[start Document passage]

# Boneless leg of lamb



## Roundtrip (Jun 24, 2019)

I've used this forum for advice in the past but this is my first post. I got a boneless leg of lamb from Costco and want to smoke it. I've seen some suggest a marinade before the rub, seen mesquite wood suggested, and have seen some suggest even dropping a few sprigs of rosemary directly onto the coals along with the wood. I'd love your suggestions. Here are my two major questions: can I smoke as is or do I need to do any trimming? And most importantly, do I leave the netting on or do I loosen it up/remove it for the smoke? Thanks, all.


----------



## atomicsmoke (Jun 24, 2019)

I'd remove from netting, unfold season/rub/marinade then roll/tie/net again.


----------



## schlotz (Jun 24, 2019)

Here is the Boneless Leg of Lamb recipe I use from Malcom Reed. It's towards the bottom of the thread. Since then I've adjusted a bit more to compensate for uneven thickness allowing the IT to go up another 5º before pulling from smoker.


----------



## sandyut (Jun 24, 2019)

I usually untie and trim any thick fat.  retie if you want the end product to look more like a roast.  I have done it re-rolled and cut into similar thickness pieces. both work well.  the advantage of unrolled and cut is my wife like her meats more done than I do.  so i can cook the thick pieces rare and the thin ones more medium.  OR she gets the ends of the roll and i get the rest.  both are a win.


----------



## WaterRat (Jun 24, 2019)

I would certainly un-net it so you can season it up outside and inside preferably o/n in the reefer then retie it. Also trim up gross amounts of fat, if any, and check for silver skin. Here's a leg I did a couple months ago: https://www.smokingmeatforums.com/threads/stuffed-lamb-leg.286261/


----------



## GrillMeister.atx (Jun 24, 2019)

I love the Costco boneless leg of lamb.  Sear it hot for 30 minutes and then drop the temp down to 350 till the internal hits 145.  I leave it butterflied on the grill.


----------



## sandyut (Jun 25, 2019)

YUM!  I have done it the same way.  my nect one Im gonna reverse sear.  smoke it to about 110-120 ish then grill fast at high temp for a sear.  I think - dont hold me to it.  :)


----------

[end Document passage]
[start Data entries]

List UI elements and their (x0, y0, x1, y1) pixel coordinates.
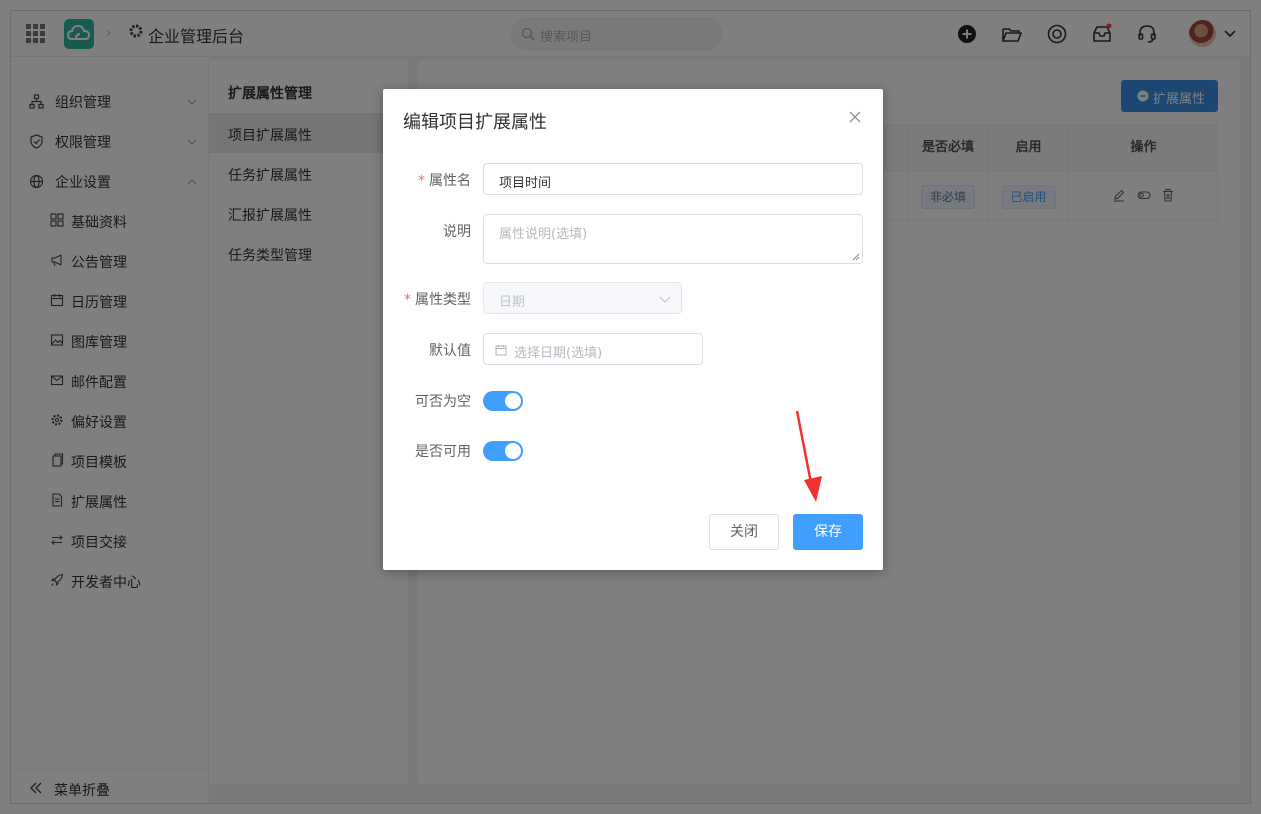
toggle-knob (505, 443, 521, 459)
name-field-label: * 属性名 (418, 173, 471, 189)
calendar-icon (495, 345, 507, 356)
nullable-field-label: 可否为空 (415, 394, 471, 410)
default-date-placeholder: 选择日期(选填) (514, 346, 603, 361)
resize-grip-icon[interactable] (852, 253, 860, 261)
enabled-field-label: 是否可用 (415, 444, 471, 460)
close-button[interactable]: 关闭 (709, 514, 779, 550)
chevron-down-icon (659, 296, 671, 303)
toggle-knob (505, 393, 521, 409)
type-select-value: 日期 (499, 295, 526, 310)
default-date-picker[interactable]: 选择日期(选填) (483, 333, 703, 365)
default-field-label: 默认值 (429, 343, 471, 359)
name-field-value: 项目时间 (499, 176, 552, 191)
enabled-toggle[interactable] (483, 441, 523, 461)
type-select: 日期 (483, 282, 682, 314)
dialog-title: 编辑项目扩展属性 (403, 112, 547, 133)
nullable-toggle[interactable] (483, 391, 523, 411)
description-field[interactable]: 属性说明(选填) (483, 214, 863, 264)
name-field[interactable]: 项目时间 (483, 163, 863, 195)
description-placeholder: 属性说明(选填) (499, 227, 588, 242)
type-field-label: * 属性类型 (404, 292, 471, 308)
annotation-arrow-icon (795, 410, 822, 502)
description-field-label: 说明 (443, 224, 471, 240)
close-icon[interactable] (849, 111, 861, 123)
save-button[interactable]: 保存 (793, 514, 863, 550)
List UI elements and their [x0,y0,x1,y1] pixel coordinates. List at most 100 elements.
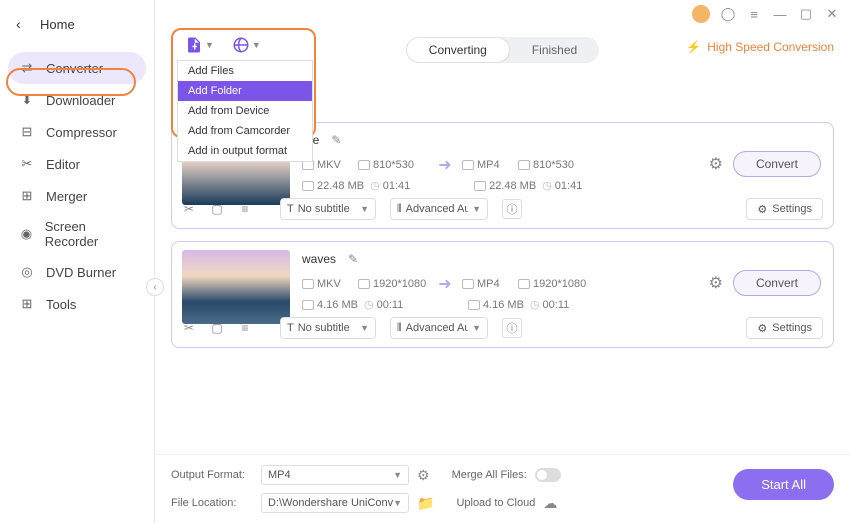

[end Data entries]

_Problem statement_:
Name each distinct username that posted in the boneless leg of lamb thread, listing each person only once.

_Worked answer_:
Roundtrip, atomicsmoke, schlotz, sandyut, WaterRat, GrillMeister.atx